**RECORDED DATA**
## BEGIN

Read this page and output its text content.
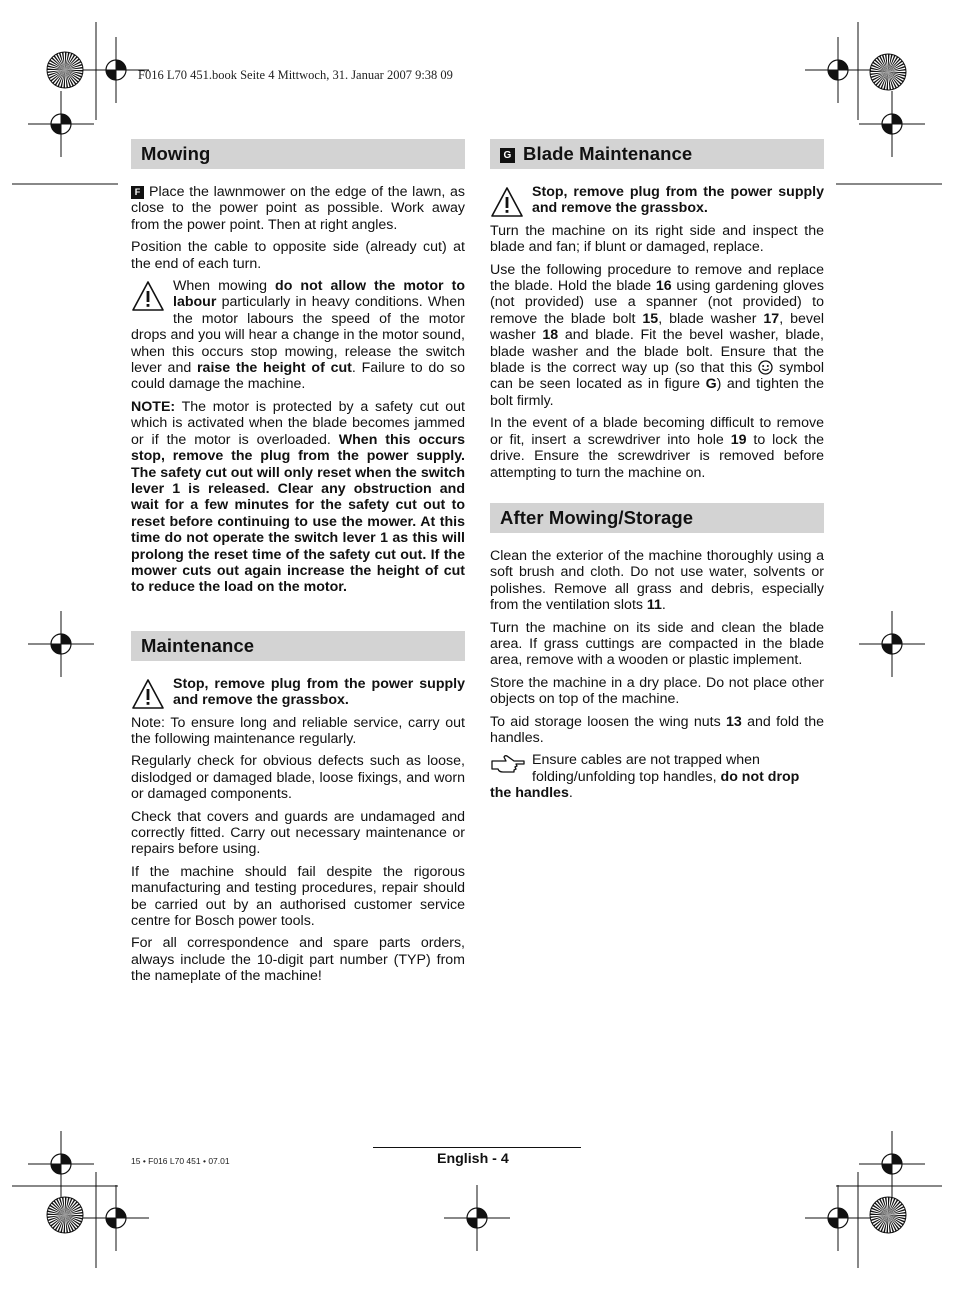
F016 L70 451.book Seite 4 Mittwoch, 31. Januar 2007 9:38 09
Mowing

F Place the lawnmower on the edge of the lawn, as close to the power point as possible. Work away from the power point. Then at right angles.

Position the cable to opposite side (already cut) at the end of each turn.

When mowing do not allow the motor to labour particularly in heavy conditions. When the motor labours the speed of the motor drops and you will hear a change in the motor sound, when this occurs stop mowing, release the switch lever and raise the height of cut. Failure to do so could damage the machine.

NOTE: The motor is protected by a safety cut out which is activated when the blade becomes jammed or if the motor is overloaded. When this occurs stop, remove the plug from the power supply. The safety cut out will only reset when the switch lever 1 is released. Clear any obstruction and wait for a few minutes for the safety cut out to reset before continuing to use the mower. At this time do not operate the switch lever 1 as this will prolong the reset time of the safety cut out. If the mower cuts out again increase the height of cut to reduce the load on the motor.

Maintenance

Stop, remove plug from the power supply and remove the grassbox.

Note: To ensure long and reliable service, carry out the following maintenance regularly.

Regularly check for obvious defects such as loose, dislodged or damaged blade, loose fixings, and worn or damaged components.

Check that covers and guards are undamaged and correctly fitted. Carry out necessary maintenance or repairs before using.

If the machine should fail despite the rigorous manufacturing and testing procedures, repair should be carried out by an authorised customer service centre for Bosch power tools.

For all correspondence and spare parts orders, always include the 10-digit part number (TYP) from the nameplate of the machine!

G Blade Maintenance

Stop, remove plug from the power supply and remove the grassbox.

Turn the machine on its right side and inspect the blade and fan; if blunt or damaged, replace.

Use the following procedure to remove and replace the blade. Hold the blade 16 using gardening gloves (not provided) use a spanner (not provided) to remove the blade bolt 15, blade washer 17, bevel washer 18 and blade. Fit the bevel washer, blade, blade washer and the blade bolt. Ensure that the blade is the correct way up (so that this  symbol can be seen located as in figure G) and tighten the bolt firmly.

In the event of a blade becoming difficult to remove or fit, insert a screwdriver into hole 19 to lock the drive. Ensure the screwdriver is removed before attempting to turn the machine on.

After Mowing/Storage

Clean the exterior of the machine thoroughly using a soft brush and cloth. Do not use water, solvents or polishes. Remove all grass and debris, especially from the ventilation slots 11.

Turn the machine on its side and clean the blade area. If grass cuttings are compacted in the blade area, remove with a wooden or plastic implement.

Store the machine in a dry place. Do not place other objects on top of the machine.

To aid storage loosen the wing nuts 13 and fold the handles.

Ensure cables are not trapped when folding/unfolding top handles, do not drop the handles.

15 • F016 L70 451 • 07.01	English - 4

## END

**WHAT IS BEING ASKED**
Extract lines where the string "when" occurs.

**RESPONSE BELOW**
When mowing do not allow the motor to labour particularly in heavy conditions. When the motor labours the speed of the motor drops and you will hear a change in the motor sound, when this occurs stop mowing, release the switch lever and raise the height of cut. Failure to do so could damage the machine.
NOTE: The motor is protected by a safety cut out which is activated when the blade becomes jammed or if the motor is overloaded. When this occurs stop, remove the plug from the power supply. The safety cut out will only reset when the switch lever 1 is released. Clear any obstruction and wait for a few minutes for the safety cut out to reset before continuing to use the mower. At this time do not operate the switch lever 1 as this will prolong the reset time of the safety cut out. If the mower cuts out again increase the height of cut to reduce the load on the motor.
Ensure cables are not trapped when folding/unfolding top handles, do not drop the handles.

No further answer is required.